Work to be completed
All of the material below is to be returned exactly.

________________________

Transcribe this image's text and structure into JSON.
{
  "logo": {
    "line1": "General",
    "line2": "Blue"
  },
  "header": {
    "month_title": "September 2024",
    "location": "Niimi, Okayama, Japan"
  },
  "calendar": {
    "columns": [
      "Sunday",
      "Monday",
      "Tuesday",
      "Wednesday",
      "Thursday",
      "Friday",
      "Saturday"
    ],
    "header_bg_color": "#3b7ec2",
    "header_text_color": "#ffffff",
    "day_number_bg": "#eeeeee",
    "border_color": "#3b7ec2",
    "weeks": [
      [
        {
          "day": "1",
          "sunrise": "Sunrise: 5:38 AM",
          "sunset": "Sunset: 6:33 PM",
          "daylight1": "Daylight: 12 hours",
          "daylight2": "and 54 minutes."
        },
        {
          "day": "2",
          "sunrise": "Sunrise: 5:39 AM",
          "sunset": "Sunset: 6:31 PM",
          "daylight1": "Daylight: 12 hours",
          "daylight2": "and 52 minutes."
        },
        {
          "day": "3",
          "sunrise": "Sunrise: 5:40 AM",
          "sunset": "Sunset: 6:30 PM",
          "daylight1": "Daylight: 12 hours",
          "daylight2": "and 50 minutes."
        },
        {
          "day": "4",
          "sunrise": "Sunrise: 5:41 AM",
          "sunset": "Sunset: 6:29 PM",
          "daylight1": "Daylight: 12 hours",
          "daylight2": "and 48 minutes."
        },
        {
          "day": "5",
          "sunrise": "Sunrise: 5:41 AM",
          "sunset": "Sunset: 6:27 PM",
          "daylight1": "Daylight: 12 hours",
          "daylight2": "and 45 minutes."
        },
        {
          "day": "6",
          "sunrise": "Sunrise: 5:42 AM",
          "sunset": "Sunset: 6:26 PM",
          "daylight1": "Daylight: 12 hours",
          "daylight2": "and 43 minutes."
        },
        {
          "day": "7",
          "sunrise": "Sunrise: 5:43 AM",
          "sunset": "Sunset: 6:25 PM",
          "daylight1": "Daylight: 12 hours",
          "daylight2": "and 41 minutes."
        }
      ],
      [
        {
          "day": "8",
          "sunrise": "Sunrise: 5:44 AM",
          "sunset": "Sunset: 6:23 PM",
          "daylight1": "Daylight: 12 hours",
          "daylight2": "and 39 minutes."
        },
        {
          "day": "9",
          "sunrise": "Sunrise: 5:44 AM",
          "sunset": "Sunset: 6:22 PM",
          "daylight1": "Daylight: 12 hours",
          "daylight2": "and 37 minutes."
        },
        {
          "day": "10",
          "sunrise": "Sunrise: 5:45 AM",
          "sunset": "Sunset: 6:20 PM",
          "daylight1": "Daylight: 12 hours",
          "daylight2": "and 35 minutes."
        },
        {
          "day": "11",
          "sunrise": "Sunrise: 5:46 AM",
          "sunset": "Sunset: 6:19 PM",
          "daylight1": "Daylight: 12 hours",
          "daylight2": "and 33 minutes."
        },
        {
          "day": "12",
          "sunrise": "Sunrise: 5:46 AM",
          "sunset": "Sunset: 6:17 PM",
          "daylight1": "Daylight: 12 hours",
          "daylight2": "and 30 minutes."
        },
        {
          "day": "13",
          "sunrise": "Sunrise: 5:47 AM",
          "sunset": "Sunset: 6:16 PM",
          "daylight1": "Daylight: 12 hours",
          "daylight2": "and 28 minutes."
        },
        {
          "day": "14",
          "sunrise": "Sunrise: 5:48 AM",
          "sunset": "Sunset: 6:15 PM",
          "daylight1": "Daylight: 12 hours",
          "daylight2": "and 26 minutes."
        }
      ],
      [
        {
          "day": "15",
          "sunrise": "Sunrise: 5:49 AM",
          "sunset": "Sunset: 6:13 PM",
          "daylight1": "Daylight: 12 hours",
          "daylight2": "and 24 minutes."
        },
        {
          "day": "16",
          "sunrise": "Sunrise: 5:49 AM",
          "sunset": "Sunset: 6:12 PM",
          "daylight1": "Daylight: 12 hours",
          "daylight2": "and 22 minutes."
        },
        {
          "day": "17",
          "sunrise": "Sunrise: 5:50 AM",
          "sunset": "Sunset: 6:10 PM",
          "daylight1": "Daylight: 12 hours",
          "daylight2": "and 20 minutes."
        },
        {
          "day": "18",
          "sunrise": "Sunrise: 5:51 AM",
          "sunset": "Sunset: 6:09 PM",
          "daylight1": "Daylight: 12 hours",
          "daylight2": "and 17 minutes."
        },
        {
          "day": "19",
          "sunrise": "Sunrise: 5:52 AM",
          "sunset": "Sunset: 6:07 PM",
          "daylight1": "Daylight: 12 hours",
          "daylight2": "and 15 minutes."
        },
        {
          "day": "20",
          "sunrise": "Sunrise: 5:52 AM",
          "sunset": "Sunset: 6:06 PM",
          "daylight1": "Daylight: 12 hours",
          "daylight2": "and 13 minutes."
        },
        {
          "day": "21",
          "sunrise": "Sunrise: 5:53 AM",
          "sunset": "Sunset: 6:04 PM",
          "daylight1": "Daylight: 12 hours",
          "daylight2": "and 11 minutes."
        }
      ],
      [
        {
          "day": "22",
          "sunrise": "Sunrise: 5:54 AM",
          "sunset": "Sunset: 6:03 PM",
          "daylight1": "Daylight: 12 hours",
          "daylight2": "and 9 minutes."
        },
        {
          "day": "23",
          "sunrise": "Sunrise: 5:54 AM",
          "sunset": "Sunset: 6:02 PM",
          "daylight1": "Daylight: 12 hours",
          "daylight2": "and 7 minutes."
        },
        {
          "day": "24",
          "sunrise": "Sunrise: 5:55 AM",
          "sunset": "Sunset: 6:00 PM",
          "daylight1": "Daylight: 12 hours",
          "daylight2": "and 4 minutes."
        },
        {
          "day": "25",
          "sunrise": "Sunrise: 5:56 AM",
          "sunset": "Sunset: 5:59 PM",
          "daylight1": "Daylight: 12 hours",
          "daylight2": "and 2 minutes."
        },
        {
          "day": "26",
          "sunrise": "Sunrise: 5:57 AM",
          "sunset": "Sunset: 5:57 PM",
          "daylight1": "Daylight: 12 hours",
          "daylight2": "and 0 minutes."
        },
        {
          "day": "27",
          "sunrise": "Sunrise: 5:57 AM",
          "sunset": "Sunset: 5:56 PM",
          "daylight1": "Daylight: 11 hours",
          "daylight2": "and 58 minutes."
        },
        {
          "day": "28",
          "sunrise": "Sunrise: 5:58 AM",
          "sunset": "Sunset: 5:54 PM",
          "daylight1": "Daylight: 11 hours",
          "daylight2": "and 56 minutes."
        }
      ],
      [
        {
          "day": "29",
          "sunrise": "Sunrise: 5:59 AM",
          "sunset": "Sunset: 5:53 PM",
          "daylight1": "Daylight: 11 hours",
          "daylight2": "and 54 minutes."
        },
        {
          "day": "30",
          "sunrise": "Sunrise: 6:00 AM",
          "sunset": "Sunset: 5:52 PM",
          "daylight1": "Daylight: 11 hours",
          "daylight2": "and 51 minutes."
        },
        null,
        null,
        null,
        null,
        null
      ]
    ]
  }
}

________________________

Result of this task
Transcribe this image's text and structure into JSON.
{
  "logo": {
    "line1": "General",
    "line2": "Blue"
  },
  "header": {
    "month_title": "September 2024",
    "location": "Niimi, Okayama, Japan"
  },
  "calendar": {
    "columns": [
      "Sunday",
      "Monday",
      "Tuesday",
      "Wednesday",
      "Thursday",
      "Friday",
      "Saturday"
    ],
    "header_bg_color": "#3b7ec2",
    "header_text_color": "#ffffff",
    "day_number_bg": "#eeeeee",
    "border_color": "#3b7ec2",
    "weeks": [
      [
        {
          "day": "1",
          "sunrise": "Sunrise: 5:38 AM",
          "sunset": "Sunset: 6:33 PM",
          "daylight1": "Daylight: 12 hours",
          "daylight2": "and 54 minutes."
        },
        {
          "day": "2",
          "sunrise": "Sunrise: 5:39 AM",
          "sunset": "Sunset: 6:31 PM",
          "daylight1": "Daylight: 12 hours",
          "daylight2": "and 52 minutes."
        },
        {
          "day": "3",
          "sunrise": "Sunrise: 5:40 AM",
          "sunset": "Sunset: 6:30 PM",
          "daylight1": "Daylight: 12 hours",
          "daylight2": "and 50 minutes."
        },
        {
          "day": "4",
          "sunrise": "Sunrise: 5:41 AM",
          "sunset": "Sunset: 6:29 PM",
          "daylight1": "Daylight: 12 hours",
          "daylight2": "and 48 minutes."
        },
        {
          "day": "5",
          "sunrise": "Sunrise: 5:41 AM",
          "sunset": "Sunset: 6:27 PM",
          "daylight1": "Daylight: 12 hours",
          "daylight2": "and 45 minutes."
        },
        {
          "day": "6",
          "sunrise": "Sunrise: 5:42 AM",
          "sunset": "Sunset: 6:26 PM",
          "daylight1": "Daylight: 12 hours",
          "daylight2": "and 43 minutes."
        },
        {
          "day": "7",
          "sunrise": "Sunrise: 5:43 AM",
          "sunset": "Sunset: 6:25 PM",
          "daylight1": "Daylight: 12 hours",
          "daylight2": "and 41 minutes."
        }
      ],
      [
        {
          "day": "8",
          "sunrise": "Sunrise: 5:44 AM",
          "sunset": "Sunset: 6:23 PM",
          "daylight1": "Daylight: 12 hours",
          "daylight2": "and 39 minutes."
        },
        {
          "day": "9",
          "sunrise": "Sunrise: 5:44 AM",
          "sunset": "Sunset: 6:22 PM",
          "daylight1": "Daylight: 12 hours",
          "daylight2": "and 37 minutes."
        },
        {
          "day": "10",
          "sunrise": "Sunrise: 5:45 AM",
          "sunset": "Sunset: 6:20 PM",
          "daylight1": "Daylight: 12 hours",
          "daylight2": "and 35 minutes."
        },
        {
          "day": "11",
          "sunrise": "Sunrise: 5:46 AM",
          "sunset": "Sunset: 6:19 PM",
          "daylight1": "Daylight: 12 hours",
          "daylight2": "and 33 minutes."
        },
        {
          "day": "12",
          "sunrise": "Sunrise: 5:46 AM",
          "sunset": "Sunset: 6:17 PM",
          "daylight1": "Daylight: 12 hours",
          "daylight2": "and 30 minutes."
        },
        {
          "day": "13",
          "sunrise": "Sunrise: 5:47 AM",
          "sunset": "Sunset: 6:16 PM",
          "daylight1": "Daylight: 12 hours",
          "daylight2": "and 28 minutes."
        },
        {
          "day": "14",
          "sunrise": "Sunrise: 5:48 AM",
          "sunset": "Sunset: 6:15 PM",
          "daylight1": "Daylight: 12 hours",
          "daylight2": "and 26 minutes."
        }
      ],
      [
        {
          "day": "15",
          "sunrise": "Sunrise: 5:49 AM",
          "sunset": "Sunset: 6:13 PM",
          "daylight1": "Daylight: 12 hours",
          "daylight2": "and 24 minutes."
        },
        {
          "day": "16",
          "sunrise": "Sunrise: 5:49 AM",
          "sunset": "Sunset: 6:12 PM",
          "daylight1": "Daylight: 12 hours",
          "daylight2": "and 22 minutes."
        },
        {
          "day": "17",
          "sunrise": "Sunrise: 5:50 AM",
          "sunset": "Sunset: 6:10 PM",
          "daylight1": "Daylight: 12 hours",
          "daylight2": "and 20 minutes."
        },
        {
          "day": "18",
          "sunrise": "Sunrise: 5:51 AM",
          "sunset": "Sunset: 6:09 PM",
          "daylight1": "Daylight: 12 hours",
          "daylight2": "and 17 minutes."
        },
        {
          "day": "19",
          "sunrise": "Sunrise: 5:52 AM",
          "sunset": "Sunset: 6:07 PM",
          "daylight1": "Daylight: 12 hours",
          "daylight2": "and 15 minutes."
        },
        {
          "day": "20",
          "sunrise": "Sunrise: 5:52 AM",
          "sunset": "Sunset: 6:06 PM",
          "daylight1": "Daylight: 12 hours",
          "daylight2": "and 13 minutes."
        },
        {
          "day": "21",
          "sunrise": "Sunrise: 5:53 AM",
          "sunset": "Sunset: 6:04 PM",
          "daylight1": "Daylight: 12 hours",
          "daylight2": "and 11 minutes."
        }
      ],
      [
        {
          "day": "22",
          "sunrise": "Sunrise: 5:54 AM",
          "sunset": "Sunset: 6:03 PM",
          "daylight1": "Daylight: 12 hours",
          "daylight2": "and 9 minutes."
        },
        {
          "day": "23",
          "sunrise": "Sunrise: 5:54 AM",
          "sunset": "Sunset: 6:02 PM",
          "daylight1": "Daylight: 12 hours",
          "daylight2": "and 7 minutes."
        },
        {
          "day": "24",
          "sunrise": "Sunrise: 5:55 AM",
          "sunset": "Sunset: 6:00 PM",
          "daylight1": "Daylight: 12 hours",
          "daylight2": "and 4 minutes."
        },
        {
          "day": "25",
          "sunrise": "Sunrise: 5:56 AM",
          "sunset": "Sunset: 5:59 PM",
          "daylight1": "Daylight: 12 hours",
          "daylight2": "and 2 minutes."
        },
        {
          "day": "26",
          "sunrise": "Sunrise: 5:57 AM",
          "sunset": "Sunset: 5:57 PM",
          "daylight1": "Daylight: 12 hours",
          "daylight2": "and 0 minutes."
        },
        {
          "day": "27",
          "sunrise": "Sunrise: 5:57 AM",
          "sunset": "Sunset: 5:56 PM",
          "daylight1": "Daylight: 11 hours",
          "daylight2": "and 58 minutes."
        },
        {
          "day": "28",
          "sunrise": "Sunrise: 5:58 AM",
          "sunset": "Sunset: 5:54 PM",
          "daylight1": "Daylight: 11 hours",
          "daylight2": "and 56 minutes."
        }
      ],
      [
        {
          "day": "29",
          "sunrise": "Sunrise: 5:59 AM",
          "sunset": "Sunset: 5:53 PM",
          "daylight1": "Daylight: 11 hours",
          "daylight2": "and 54 minutes."
        },
        {
          "day": "30",
          "sunrise": "Sunrise: 6:00 AM",
          "sunset": "Sunset: 5:52 PM",
          "daylight1": "Daylight: 11 hours",
          "daylight2": "and 51 minutes."
        },
        null,
        null,
        null,
        null,
        null
      ]
    ]
  }
}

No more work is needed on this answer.